→ **WHAT YOU NEED TO DO**
All lines in the data bearing the string "state" should be identified and copied.

Stored data entries:
::::::::

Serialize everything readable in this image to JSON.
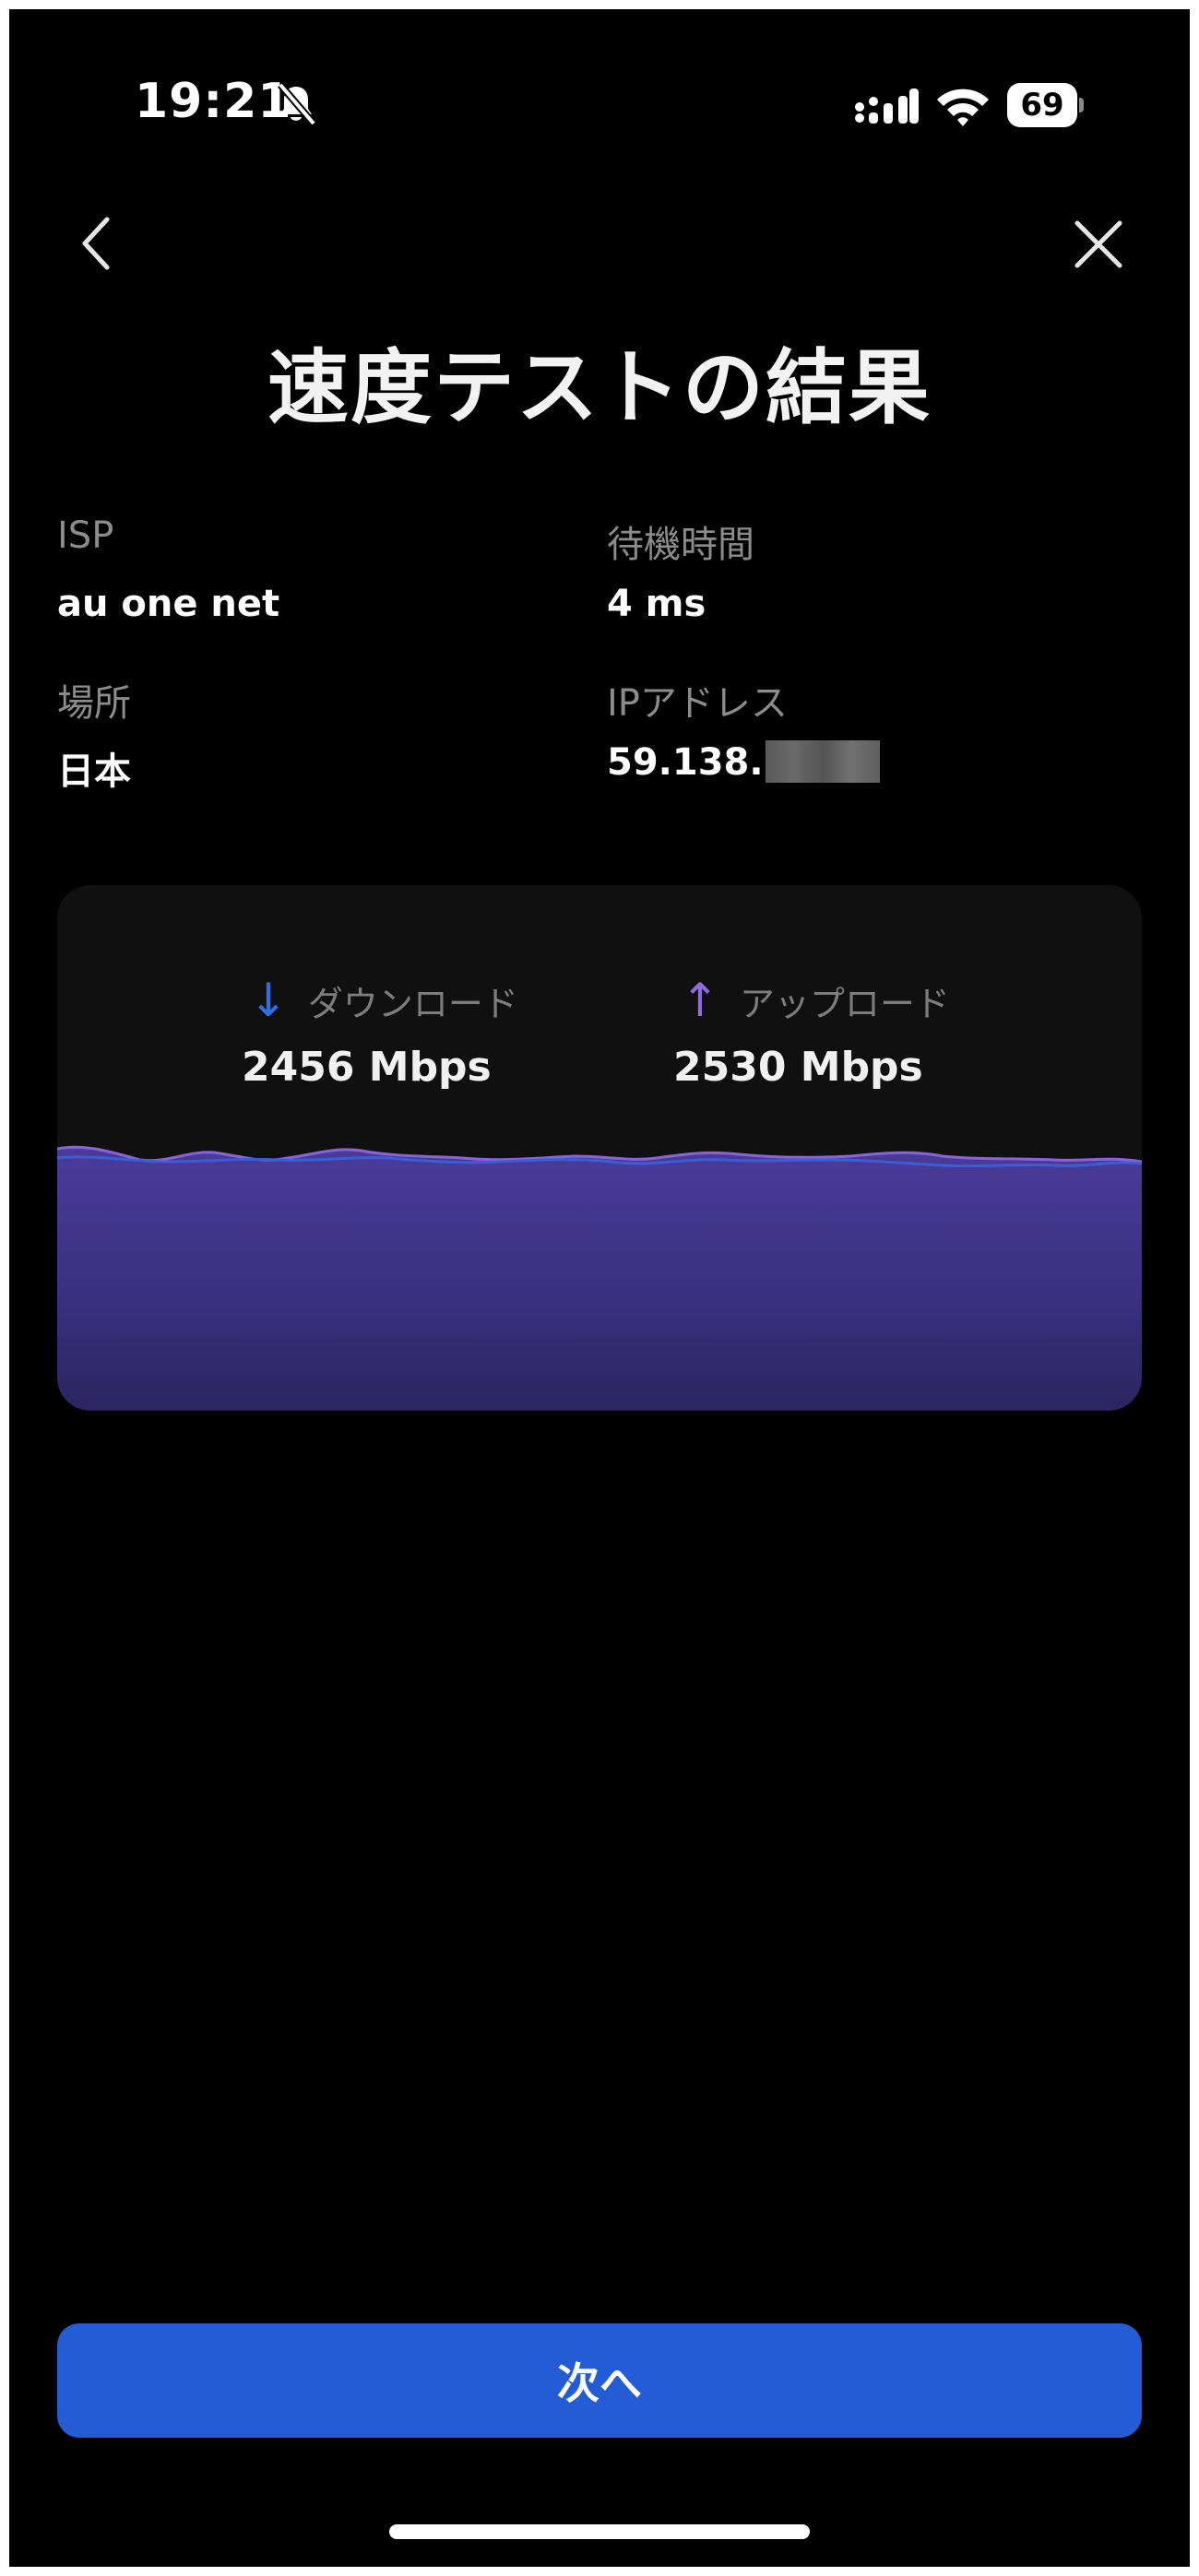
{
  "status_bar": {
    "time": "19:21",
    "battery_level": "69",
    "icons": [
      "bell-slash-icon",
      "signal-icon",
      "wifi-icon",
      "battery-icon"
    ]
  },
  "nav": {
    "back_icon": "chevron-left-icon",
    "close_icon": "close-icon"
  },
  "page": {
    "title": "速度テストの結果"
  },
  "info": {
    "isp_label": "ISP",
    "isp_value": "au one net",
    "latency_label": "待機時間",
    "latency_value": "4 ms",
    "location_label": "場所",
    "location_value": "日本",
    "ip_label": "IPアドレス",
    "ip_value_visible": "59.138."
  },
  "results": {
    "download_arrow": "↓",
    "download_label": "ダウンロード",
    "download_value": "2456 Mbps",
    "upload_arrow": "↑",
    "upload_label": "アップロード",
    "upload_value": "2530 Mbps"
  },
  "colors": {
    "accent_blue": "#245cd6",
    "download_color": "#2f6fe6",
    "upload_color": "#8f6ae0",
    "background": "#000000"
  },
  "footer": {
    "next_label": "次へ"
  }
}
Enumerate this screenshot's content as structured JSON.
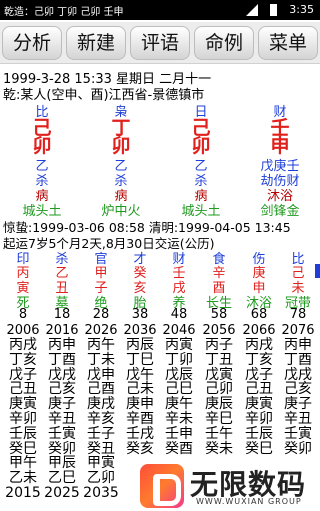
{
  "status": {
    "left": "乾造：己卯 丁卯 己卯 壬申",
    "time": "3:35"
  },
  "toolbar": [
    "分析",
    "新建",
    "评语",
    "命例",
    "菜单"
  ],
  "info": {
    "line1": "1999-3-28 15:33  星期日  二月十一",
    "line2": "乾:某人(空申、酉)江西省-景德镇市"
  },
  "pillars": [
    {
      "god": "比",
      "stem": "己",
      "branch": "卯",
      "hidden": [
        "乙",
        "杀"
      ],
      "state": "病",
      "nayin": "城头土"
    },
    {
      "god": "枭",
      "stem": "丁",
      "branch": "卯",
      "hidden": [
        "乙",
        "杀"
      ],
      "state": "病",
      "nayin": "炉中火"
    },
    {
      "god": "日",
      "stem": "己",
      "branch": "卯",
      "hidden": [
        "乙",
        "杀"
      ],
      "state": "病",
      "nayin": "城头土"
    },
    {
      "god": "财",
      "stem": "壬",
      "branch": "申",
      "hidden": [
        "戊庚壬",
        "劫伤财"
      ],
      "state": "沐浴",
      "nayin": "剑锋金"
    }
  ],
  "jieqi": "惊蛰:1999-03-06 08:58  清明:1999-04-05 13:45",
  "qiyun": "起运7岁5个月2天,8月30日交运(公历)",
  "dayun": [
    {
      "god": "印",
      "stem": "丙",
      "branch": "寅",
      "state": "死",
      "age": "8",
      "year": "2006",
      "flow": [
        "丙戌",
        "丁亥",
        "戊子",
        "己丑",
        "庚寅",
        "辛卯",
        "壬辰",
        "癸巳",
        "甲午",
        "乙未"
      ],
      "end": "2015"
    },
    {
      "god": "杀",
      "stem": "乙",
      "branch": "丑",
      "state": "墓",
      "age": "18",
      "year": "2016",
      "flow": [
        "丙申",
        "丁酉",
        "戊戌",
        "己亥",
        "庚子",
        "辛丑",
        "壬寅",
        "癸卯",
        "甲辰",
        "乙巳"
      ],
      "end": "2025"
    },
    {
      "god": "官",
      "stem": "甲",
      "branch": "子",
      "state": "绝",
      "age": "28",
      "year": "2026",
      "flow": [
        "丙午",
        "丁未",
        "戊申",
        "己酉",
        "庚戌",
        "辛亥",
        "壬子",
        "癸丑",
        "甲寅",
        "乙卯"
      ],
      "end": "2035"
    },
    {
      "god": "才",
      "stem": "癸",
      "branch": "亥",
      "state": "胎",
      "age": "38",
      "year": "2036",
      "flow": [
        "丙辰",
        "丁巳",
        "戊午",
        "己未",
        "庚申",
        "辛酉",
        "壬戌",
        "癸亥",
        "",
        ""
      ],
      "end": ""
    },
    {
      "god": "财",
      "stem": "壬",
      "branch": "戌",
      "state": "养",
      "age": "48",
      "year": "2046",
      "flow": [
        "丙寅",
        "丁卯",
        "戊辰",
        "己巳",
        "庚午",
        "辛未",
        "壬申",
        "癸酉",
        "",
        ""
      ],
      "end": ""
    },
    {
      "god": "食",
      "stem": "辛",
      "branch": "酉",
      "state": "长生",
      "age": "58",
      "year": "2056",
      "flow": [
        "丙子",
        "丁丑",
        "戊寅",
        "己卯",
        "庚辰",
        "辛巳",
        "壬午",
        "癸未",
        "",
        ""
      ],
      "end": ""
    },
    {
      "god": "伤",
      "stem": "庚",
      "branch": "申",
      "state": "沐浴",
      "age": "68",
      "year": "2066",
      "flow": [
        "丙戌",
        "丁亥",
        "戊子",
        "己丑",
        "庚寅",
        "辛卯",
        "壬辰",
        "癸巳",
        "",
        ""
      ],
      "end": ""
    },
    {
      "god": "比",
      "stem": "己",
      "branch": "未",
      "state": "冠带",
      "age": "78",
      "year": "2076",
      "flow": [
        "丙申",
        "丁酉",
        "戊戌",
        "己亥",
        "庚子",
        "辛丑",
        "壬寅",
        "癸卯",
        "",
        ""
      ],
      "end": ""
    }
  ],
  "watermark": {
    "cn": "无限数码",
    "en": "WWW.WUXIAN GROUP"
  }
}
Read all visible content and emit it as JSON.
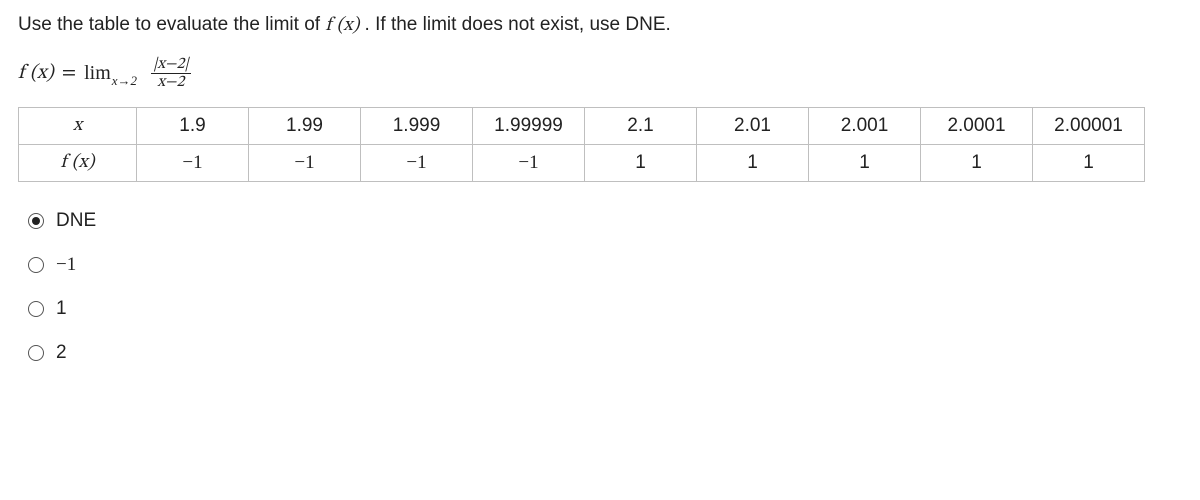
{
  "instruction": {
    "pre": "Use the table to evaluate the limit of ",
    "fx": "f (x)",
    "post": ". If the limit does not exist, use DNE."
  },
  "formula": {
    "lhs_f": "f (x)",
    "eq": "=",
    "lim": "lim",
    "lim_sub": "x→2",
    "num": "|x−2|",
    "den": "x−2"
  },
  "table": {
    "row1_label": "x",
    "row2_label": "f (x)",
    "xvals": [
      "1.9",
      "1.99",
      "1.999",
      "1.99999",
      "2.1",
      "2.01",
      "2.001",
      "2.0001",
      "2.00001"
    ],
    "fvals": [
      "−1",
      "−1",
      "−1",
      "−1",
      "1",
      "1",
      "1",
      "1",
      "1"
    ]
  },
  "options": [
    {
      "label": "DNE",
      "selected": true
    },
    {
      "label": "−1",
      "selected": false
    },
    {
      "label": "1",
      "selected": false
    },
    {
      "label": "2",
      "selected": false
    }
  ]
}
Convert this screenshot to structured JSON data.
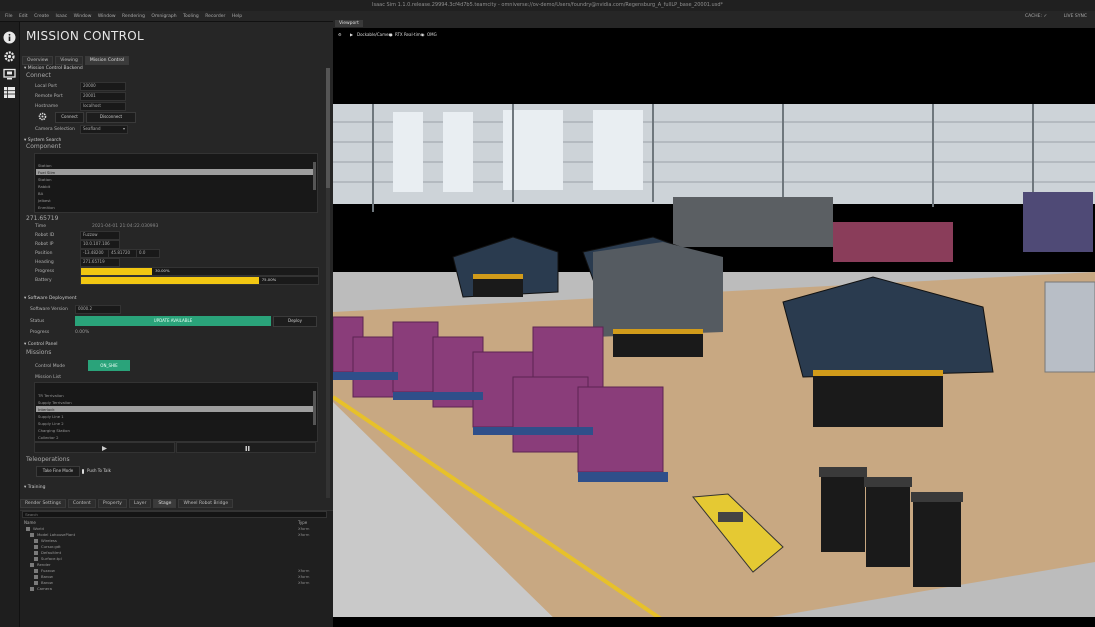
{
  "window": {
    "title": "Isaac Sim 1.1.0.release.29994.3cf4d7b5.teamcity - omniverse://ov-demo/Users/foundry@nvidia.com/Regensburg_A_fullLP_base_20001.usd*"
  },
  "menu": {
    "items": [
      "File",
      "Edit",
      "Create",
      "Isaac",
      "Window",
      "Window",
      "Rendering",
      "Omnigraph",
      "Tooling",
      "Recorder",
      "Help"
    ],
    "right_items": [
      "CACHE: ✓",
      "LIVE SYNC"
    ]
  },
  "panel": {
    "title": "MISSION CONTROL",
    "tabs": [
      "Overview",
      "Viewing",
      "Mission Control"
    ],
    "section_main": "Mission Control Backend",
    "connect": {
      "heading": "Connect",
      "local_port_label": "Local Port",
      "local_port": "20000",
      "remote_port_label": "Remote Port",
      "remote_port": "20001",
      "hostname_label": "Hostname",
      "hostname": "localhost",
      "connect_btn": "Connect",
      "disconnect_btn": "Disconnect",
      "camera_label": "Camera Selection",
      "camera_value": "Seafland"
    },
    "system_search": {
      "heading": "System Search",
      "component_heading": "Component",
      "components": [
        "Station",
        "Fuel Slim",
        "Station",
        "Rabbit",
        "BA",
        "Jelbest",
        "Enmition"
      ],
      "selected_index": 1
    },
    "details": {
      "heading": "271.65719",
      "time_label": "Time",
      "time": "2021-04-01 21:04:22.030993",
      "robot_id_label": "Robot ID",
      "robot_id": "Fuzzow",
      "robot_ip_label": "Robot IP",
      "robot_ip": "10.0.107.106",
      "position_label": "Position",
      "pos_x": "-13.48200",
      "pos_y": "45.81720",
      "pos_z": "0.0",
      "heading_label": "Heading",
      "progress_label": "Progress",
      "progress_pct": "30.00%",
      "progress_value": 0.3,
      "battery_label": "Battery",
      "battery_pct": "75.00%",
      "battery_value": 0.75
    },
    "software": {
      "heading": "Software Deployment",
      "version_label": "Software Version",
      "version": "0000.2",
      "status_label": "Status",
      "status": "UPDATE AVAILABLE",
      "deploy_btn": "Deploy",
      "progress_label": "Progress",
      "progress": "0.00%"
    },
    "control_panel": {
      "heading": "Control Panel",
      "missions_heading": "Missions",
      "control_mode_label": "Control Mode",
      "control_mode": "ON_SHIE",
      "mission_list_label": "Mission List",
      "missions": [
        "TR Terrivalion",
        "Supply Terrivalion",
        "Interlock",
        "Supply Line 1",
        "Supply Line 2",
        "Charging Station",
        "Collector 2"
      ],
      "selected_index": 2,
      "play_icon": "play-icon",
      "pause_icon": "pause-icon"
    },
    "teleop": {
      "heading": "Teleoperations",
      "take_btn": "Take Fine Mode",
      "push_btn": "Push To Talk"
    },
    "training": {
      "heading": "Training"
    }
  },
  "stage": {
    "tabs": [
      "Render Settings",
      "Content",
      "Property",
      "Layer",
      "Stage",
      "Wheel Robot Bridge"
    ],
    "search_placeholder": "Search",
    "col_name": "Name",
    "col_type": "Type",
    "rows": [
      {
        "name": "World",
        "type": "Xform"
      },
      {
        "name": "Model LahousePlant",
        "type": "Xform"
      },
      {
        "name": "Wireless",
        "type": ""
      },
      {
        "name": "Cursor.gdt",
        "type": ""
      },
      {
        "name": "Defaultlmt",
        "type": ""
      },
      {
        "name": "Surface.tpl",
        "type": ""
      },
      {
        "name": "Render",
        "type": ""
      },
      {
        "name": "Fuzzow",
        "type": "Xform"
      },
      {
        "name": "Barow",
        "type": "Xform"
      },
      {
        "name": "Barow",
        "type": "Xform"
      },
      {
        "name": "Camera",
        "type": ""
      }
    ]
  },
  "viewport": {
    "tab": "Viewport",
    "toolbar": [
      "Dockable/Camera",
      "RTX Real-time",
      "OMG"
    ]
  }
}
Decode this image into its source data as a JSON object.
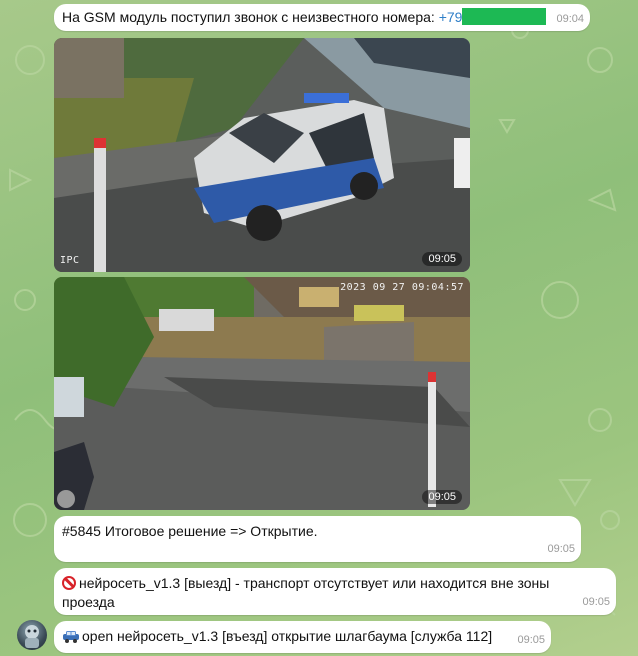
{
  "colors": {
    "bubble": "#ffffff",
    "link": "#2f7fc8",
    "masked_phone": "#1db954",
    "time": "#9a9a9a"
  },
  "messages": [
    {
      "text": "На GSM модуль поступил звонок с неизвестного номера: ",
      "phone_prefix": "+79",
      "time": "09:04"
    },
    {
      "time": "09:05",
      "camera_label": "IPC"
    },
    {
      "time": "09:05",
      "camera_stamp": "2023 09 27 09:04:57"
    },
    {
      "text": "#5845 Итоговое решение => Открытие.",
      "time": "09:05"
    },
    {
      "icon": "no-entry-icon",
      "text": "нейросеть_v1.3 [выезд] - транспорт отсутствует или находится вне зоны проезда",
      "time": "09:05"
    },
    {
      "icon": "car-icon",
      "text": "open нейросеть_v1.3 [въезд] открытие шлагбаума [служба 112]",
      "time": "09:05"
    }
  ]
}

::::::::

→ **EXPECTED ANSWER**
      "state": "病",
      "state": "病",
      "state": "病",
      "state": "沐浴",
      "state": "死",
      "state": "墓",
      "state": "绝",
      "state": "胎",
      "state": "养",
      "state": "长生",
      "state": "沐浴",
      "state": "冠带",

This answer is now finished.